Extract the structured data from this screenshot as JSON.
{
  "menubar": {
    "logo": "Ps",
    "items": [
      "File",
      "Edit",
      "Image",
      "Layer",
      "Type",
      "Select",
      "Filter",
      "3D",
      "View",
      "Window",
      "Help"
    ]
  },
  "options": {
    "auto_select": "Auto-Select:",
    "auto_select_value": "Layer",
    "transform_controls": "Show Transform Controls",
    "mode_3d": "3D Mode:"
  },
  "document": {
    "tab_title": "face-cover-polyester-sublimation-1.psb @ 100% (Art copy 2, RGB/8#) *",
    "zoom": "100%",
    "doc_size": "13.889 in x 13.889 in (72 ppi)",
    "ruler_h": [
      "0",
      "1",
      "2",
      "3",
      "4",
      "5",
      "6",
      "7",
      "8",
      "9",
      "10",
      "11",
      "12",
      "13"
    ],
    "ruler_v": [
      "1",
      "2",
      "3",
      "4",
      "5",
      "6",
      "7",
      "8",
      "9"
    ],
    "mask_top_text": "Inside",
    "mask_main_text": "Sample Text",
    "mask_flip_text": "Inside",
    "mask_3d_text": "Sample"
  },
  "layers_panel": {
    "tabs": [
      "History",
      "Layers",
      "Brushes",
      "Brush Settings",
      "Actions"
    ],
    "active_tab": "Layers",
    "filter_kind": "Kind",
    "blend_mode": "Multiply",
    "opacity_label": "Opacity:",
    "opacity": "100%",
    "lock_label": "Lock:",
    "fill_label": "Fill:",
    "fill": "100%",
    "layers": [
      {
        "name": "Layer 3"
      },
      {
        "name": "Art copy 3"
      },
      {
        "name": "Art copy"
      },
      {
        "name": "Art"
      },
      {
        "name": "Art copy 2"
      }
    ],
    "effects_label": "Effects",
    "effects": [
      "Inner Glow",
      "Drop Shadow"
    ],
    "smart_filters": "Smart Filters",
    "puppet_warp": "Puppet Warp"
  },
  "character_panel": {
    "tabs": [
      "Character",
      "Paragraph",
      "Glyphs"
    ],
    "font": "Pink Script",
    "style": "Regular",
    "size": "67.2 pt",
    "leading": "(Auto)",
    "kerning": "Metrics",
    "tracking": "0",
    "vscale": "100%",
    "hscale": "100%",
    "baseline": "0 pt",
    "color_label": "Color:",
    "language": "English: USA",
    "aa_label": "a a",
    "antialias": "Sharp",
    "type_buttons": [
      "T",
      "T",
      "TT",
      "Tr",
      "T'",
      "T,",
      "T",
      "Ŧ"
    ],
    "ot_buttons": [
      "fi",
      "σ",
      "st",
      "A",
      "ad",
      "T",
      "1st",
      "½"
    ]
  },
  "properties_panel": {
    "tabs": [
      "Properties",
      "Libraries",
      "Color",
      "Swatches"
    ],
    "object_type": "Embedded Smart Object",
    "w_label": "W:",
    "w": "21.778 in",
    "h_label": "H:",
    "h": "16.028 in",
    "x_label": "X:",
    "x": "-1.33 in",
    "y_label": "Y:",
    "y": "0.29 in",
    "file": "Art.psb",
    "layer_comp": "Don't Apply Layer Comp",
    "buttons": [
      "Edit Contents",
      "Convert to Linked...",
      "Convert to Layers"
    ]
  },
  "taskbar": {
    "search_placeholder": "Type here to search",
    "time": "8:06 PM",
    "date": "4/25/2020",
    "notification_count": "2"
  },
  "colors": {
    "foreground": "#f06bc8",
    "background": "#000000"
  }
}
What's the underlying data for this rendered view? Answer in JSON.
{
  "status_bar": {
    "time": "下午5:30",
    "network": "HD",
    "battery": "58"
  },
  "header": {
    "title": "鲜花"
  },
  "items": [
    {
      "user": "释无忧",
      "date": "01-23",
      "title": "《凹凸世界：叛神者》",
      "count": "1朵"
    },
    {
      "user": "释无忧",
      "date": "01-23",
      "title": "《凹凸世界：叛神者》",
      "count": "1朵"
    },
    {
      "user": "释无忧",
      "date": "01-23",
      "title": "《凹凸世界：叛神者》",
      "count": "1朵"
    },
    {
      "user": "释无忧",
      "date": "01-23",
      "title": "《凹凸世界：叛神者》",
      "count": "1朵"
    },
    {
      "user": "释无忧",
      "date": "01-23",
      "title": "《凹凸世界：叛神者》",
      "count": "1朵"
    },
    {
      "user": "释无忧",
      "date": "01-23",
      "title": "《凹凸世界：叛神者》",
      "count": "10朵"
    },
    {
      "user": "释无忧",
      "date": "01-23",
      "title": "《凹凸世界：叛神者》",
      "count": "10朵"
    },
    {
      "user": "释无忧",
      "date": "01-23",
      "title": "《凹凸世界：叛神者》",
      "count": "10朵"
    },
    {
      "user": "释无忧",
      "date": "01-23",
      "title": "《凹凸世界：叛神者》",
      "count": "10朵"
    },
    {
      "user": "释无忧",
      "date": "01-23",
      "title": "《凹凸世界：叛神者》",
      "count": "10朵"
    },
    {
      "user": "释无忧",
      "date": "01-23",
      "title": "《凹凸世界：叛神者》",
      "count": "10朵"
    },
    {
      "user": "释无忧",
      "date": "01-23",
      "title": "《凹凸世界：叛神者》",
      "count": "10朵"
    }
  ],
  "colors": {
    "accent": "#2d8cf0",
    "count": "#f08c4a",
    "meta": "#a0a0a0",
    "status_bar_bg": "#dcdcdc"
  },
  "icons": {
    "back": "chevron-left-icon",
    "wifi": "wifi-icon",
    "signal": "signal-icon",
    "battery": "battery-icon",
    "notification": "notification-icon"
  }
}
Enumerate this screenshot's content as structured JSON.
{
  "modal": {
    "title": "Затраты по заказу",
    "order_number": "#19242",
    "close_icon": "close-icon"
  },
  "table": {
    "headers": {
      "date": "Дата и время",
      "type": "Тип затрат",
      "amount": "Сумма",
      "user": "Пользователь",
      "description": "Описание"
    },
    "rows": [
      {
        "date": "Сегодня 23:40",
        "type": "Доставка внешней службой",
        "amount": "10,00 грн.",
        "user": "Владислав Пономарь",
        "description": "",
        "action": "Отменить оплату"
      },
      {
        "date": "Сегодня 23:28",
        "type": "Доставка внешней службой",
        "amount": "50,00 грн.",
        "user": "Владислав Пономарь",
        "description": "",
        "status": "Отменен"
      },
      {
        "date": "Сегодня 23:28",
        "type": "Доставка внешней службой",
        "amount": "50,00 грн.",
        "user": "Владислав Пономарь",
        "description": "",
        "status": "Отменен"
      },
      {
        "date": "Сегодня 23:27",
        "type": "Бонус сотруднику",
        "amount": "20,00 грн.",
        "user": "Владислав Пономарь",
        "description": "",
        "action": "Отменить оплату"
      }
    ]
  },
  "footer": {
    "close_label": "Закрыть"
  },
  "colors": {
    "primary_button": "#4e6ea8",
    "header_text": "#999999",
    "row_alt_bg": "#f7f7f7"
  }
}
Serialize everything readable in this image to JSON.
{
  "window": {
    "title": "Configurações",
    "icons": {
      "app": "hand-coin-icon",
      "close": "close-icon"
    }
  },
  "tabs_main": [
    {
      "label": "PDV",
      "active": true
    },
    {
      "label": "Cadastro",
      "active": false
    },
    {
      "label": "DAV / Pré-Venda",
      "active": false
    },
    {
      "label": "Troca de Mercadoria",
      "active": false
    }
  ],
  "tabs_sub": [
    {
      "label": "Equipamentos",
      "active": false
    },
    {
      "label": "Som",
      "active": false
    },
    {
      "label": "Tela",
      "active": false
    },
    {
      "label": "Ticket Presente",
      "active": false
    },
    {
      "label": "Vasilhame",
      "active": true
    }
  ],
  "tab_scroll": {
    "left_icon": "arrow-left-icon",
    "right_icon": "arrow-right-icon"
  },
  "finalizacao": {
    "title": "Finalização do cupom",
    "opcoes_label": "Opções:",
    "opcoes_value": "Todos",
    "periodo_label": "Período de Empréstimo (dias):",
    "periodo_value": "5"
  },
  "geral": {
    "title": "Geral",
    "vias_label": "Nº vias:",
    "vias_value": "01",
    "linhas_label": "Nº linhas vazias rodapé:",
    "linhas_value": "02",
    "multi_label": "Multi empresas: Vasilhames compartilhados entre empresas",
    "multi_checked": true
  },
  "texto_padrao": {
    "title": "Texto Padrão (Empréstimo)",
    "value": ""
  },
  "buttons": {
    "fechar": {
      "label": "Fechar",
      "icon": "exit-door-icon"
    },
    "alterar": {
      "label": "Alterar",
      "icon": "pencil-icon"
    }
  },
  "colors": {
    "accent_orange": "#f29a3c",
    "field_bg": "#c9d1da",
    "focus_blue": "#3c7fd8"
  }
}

**JOB**
Copy out each line of the data where the string "structured" appears.

**SOLVED PROBLEM**
Extract the structured data from this screenshot as JSON.
Enumerate this screenshot's content as structured JSON.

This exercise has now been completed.